Objective:
Scan the following material for the string "卫生招聘考试之卫生招聘" and copy each line in which it appears.

---

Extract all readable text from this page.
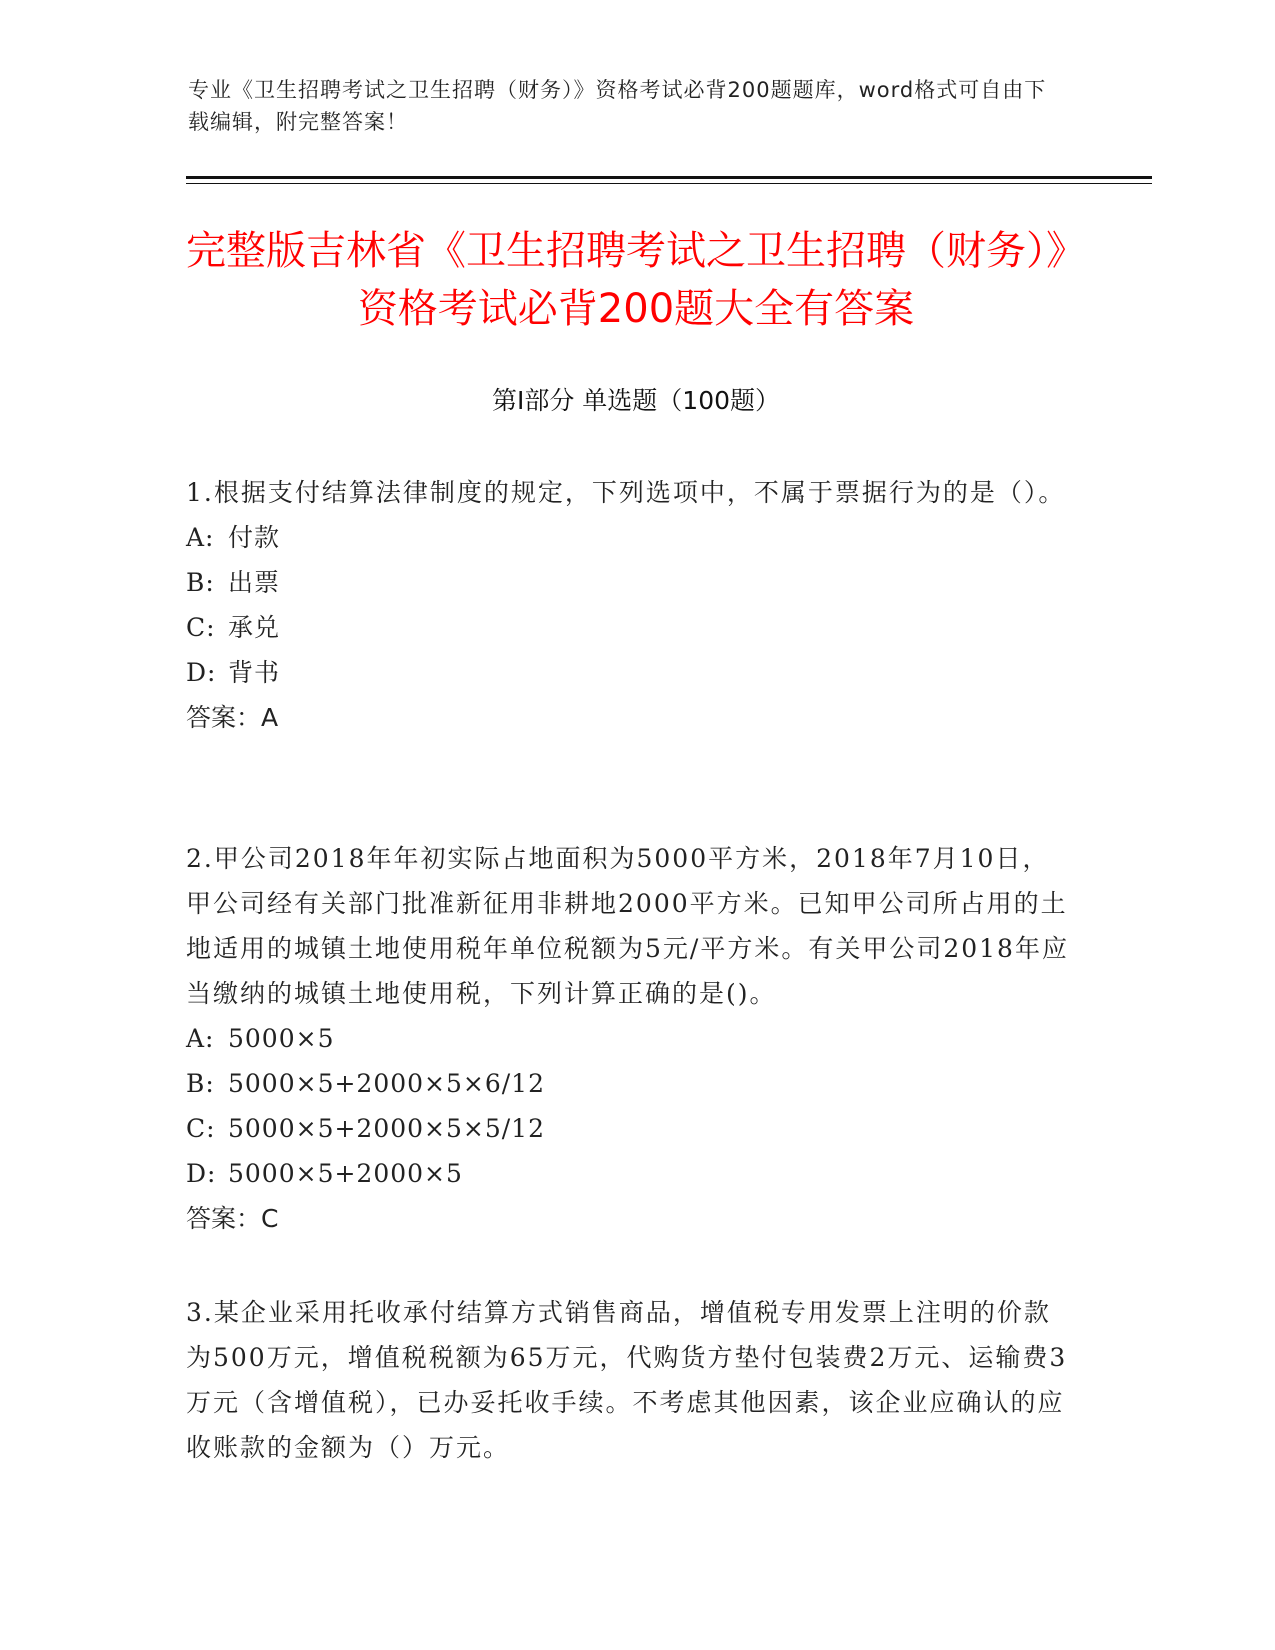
专业《卫生招聘考试之卫生招聘（财务）》资格考试必背200题题库，word格式可自由下载编辑，附完整答案！
完整版吉林省《卫生招聘考试之卫生招聘（财务）》资格考试必背200题大全有答案
第I部分 单选题（100题）

1.根据支付结算法律制度的规定，下列选项中，不属于票据行为的是（）。

A: 付款

B: 出票

C: 承兑

D: 背书

答案：A

2.甲公司2018年年初实际占地面积为5000平方米，2018年7月10日，甲公司经有关部门批准新征用非耕地2000平方米。已知甲公司所占用的土地适用的城镇土地使用税年单位税额为5元/平方米。有关甲公司2018年应当缴纳的城镇土地使用税，下列计算正确的是()。

A: 5000×5

B: 5000×5+2000×5×6/12

C: 5000×5+2000×5×5/12

D: 5000×5+2000×5

答案：C

3.某企业采用托收承付结算方式销售商品，增值税专用发票上注明的价款为500万元，增值税税额为65万元，代购货方垫付包装费2万元、运输费3万元（含增值税），已办妥托收手续。不考虑其他因素，该企业应确认的应收账款的金额为（）万元。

---

Exercise answer:
专业《卫生招聘考试之卫生招聘（财务）》资格考试必背200题题库，word格式可自由下载编辑，附完整答案！
完整版吉林省《卫生招聘考试之卫生招聘（财务）》资格考试必背200题大全有答案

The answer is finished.